- **Objective**: Using the entries that follow, state how many lines contain the word "created". The response is that number and nothing more.
— BEGIN Stored records —
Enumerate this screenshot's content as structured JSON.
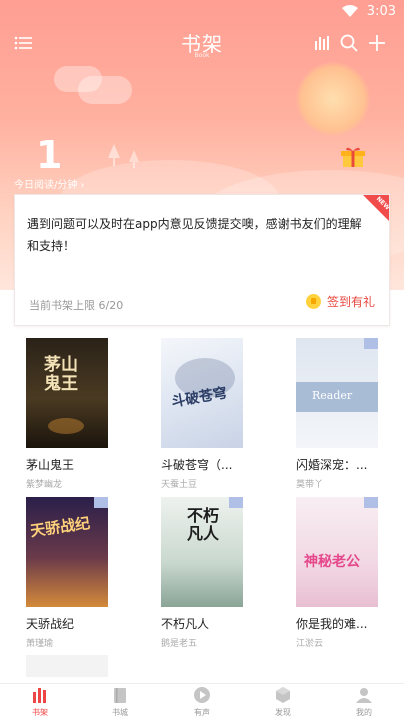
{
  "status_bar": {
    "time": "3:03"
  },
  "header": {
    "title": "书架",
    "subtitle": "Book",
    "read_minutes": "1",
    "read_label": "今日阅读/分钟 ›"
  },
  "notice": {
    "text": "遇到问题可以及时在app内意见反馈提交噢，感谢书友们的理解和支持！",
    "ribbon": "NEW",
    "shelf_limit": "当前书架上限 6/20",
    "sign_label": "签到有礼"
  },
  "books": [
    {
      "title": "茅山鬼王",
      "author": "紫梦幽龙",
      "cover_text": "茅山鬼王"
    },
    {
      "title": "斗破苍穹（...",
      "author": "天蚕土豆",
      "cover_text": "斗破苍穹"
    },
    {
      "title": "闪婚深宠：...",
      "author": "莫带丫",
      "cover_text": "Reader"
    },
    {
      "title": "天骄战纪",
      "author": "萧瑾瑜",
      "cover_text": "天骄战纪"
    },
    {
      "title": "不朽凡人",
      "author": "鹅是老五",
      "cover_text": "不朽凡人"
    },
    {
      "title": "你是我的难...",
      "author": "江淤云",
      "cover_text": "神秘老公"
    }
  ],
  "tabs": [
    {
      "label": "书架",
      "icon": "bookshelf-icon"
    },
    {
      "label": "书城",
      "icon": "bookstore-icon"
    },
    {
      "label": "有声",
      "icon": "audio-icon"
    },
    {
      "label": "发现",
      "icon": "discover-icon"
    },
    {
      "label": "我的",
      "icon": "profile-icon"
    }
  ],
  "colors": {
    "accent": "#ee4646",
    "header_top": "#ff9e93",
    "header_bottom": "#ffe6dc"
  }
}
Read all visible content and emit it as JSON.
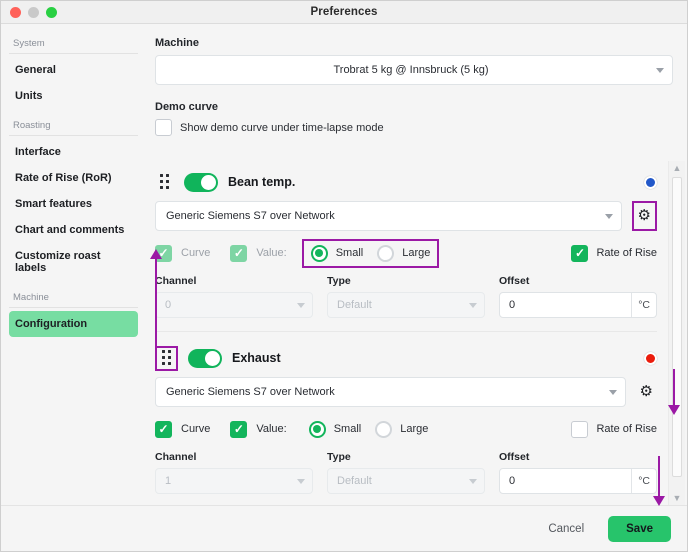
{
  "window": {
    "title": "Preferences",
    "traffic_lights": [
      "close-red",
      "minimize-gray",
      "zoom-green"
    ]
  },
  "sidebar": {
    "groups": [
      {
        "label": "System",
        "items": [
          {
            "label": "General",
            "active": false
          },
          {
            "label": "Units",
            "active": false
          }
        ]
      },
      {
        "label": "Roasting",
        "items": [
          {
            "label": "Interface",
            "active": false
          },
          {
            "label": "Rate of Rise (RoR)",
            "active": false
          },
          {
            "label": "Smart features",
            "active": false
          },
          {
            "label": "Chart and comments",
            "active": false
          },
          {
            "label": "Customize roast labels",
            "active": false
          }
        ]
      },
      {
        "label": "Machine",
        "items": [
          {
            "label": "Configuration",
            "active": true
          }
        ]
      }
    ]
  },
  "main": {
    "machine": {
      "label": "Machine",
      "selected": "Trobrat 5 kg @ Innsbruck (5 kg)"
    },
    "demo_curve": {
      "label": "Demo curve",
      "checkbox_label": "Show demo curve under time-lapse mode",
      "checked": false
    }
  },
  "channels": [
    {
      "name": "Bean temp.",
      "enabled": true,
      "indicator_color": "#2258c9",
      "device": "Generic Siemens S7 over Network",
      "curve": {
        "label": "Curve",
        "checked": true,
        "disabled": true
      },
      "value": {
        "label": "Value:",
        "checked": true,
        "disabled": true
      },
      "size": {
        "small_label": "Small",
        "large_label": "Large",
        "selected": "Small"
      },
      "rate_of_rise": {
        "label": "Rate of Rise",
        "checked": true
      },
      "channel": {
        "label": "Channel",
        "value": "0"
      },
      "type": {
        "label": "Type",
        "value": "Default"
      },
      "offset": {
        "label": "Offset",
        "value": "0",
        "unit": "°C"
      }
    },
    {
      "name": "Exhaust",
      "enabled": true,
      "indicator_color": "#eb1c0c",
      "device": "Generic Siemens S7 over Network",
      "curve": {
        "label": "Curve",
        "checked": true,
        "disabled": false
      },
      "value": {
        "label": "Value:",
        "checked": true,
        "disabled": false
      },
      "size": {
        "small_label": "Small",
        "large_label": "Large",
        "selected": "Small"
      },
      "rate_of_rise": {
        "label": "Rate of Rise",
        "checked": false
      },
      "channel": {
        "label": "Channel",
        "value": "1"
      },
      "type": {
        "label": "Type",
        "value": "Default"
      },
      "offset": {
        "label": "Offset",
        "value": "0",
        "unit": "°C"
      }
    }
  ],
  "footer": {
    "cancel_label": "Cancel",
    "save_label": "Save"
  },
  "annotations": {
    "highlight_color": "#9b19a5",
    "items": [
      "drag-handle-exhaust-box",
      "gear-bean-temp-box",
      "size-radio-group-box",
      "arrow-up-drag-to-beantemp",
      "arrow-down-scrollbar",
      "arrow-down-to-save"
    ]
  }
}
— END Stored records —
— BEGIN Stored records —
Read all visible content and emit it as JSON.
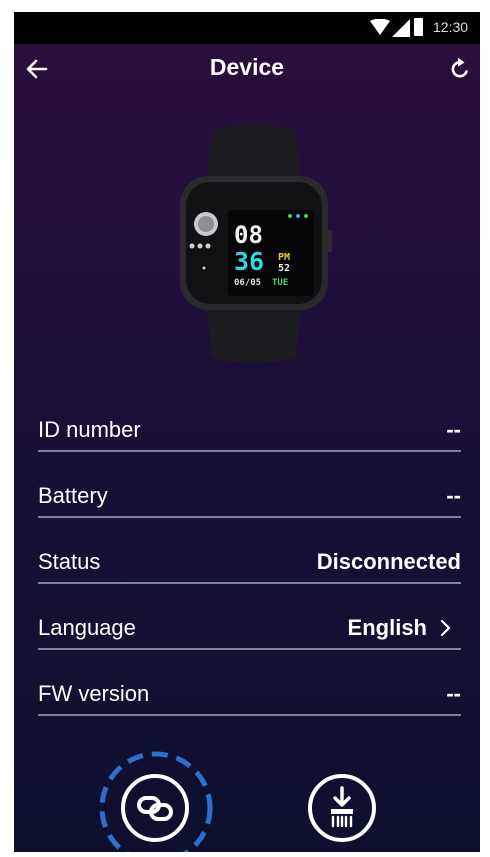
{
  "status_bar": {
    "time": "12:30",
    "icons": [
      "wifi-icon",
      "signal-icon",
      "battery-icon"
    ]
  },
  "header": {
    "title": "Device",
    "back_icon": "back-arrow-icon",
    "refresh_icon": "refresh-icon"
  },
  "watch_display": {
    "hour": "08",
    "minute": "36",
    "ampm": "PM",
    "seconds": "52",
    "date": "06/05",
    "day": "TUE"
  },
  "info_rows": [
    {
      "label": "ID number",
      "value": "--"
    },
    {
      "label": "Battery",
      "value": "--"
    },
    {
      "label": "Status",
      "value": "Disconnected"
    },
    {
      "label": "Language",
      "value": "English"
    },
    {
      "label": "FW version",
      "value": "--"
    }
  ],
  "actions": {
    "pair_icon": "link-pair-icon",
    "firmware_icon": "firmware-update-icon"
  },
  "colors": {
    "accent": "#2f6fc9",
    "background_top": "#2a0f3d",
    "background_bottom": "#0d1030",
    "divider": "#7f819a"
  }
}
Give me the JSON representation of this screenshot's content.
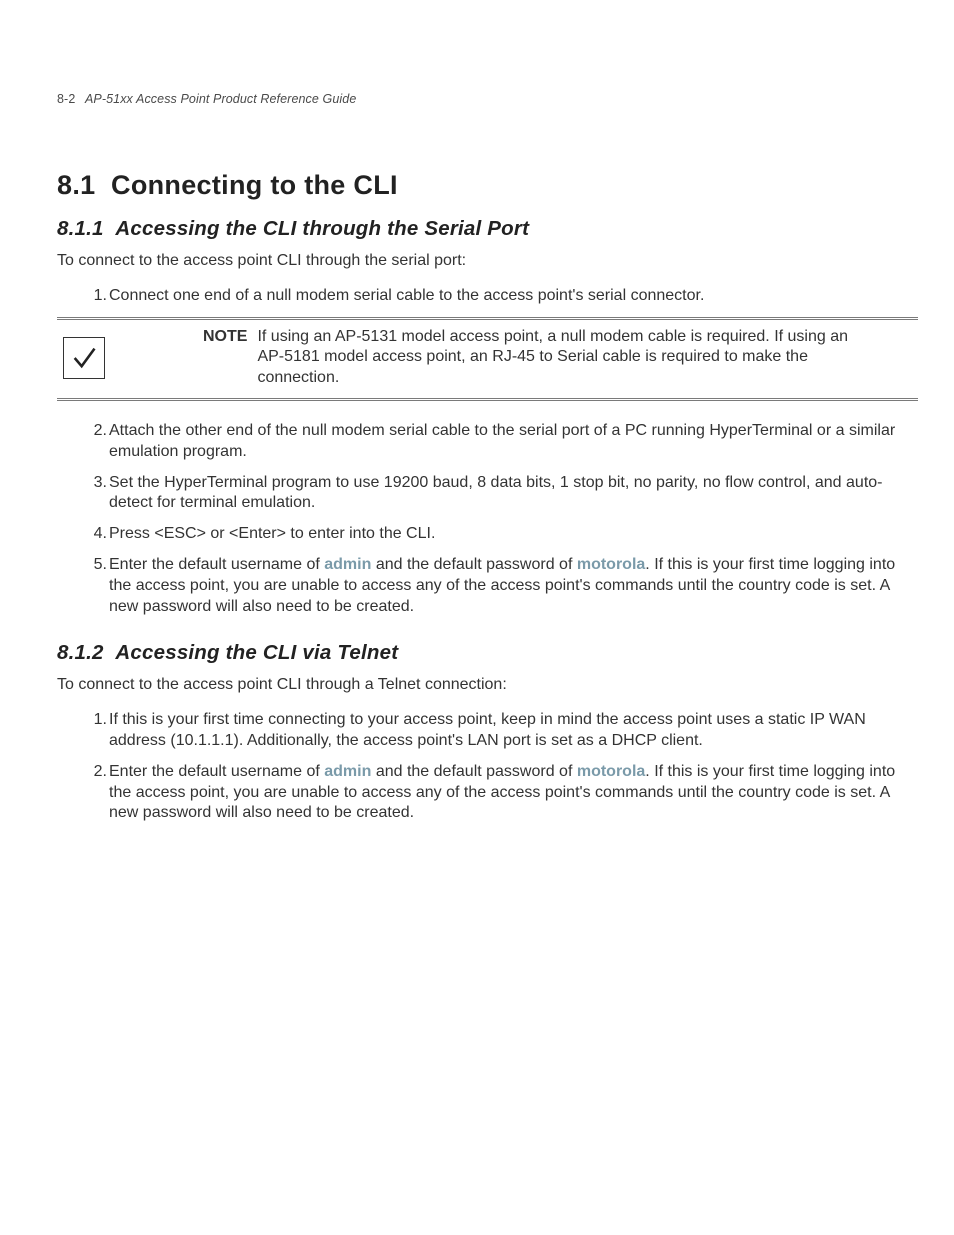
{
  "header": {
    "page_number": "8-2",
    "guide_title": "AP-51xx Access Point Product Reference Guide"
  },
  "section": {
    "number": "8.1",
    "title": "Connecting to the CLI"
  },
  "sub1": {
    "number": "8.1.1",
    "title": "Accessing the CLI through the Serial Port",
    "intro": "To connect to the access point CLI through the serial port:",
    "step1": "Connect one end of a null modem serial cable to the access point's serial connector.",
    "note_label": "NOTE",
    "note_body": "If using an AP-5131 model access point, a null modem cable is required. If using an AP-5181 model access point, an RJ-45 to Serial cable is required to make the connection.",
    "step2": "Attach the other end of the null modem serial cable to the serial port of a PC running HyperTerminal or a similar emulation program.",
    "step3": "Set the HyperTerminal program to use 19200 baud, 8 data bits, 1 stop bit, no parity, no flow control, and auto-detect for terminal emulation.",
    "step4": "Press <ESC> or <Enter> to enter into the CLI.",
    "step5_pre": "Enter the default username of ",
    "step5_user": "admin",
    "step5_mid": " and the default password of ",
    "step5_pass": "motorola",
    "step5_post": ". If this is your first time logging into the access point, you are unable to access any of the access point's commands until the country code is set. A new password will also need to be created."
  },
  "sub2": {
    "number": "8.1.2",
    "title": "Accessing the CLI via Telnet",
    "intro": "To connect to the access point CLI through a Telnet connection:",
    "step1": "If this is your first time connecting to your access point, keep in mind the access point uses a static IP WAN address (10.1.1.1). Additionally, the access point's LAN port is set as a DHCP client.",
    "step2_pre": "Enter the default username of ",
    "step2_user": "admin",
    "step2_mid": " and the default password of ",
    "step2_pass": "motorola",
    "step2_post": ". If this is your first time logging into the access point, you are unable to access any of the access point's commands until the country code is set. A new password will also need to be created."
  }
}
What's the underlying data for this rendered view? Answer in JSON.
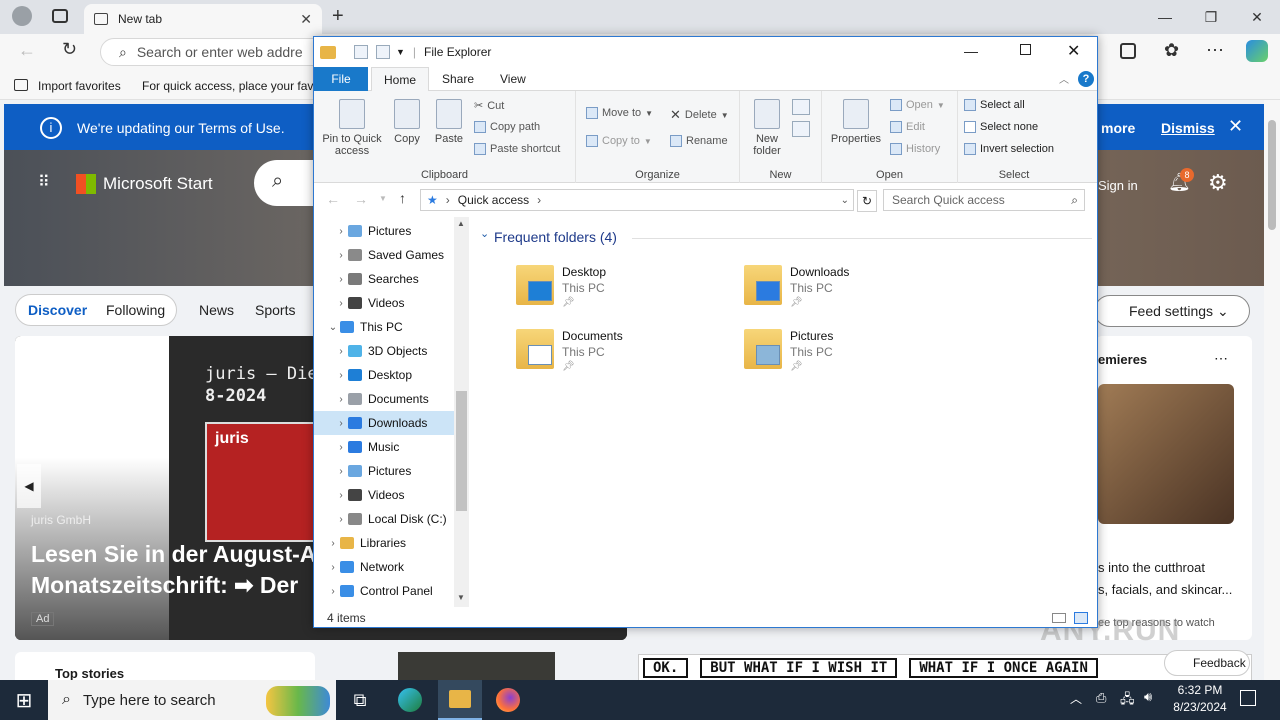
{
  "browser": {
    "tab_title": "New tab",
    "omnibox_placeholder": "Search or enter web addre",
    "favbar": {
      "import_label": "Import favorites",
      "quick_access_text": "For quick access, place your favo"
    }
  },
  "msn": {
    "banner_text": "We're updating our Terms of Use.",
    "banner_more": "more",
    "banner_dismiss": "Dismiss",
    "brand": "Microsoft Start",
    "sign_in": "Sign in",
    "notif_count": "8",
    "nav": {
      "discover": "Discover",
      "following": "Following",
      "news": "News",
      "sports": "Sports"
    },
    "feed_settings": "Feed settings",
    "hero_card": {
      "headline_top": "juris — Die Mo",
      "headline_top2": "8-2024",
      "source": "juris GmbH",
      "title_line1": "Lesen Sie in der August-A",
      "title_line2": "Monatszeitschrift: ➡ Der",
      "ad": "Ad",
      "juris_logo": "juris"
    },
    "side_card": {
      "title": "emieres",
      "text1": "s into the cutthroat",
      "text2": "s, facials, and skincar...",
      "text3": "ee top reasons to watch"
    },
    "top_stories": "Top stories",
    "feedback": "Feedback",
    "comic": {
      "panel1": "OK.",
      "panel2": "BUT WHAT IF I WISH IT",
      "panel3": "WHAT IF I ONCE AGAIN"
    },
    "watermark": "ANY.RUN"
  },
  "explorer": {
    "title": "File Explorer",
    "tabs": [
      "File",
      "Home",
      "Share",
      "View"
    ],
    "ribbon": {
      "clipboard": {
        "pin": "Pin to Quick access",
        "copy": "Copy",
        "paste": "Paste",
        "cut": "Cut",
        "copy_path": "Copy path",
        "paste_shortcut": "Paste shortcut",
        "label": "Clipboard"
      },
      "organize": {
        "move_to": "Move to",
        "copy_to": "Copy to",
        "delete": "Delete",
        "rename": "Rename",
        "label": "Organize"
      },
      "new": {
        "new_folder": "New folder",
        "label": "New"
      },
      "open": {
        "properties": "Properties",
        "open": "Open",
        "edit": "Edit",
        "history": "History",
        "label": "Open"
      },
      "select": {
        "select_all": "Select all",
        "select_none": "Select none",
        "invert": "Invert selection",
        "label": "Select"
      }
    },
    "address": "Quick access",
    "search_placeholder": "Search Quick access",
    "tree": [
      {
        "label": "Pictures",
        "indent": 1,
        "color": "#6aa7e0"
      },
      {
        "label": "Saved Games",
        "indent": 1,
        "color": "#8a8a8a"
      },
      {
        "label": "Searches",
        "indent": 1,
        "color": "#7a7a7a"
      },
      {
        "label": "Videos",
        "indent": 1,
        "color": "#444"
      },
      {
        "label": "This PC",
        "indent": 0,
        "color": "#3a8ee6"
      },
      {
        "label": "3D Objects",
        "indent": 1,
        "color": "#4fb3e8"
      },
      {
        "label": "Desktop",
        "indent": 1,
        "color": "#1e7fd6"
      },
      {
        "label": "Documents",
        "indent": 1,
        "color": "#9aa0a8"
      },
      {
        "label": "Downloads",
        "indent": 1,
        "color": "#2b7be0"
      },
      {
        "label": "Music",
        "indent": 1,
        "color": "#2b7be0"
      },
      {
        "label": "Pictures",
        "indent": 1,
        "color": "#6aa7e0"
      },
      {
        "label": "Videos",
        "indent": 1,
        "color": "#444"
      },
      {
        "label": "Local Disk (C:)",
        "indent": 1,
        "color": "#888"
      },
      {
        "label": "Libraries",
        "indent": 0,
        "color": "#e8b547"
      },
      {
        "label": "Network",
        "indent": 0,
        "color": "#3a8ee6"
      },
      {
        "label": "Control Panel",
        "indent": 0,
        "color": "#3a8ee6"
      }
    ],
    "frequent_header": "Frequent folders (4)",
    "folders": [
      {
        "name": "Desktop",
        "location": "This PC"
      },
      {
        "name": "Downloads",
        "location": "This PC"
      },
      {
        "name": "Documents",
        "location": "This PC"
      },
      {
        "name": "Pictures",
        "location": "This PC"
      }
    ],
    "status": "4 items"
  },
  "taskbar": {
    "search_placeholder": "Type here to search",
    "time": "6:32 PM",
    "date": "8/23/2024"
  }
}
— END Stored records —
- **Solution for this problem**: 2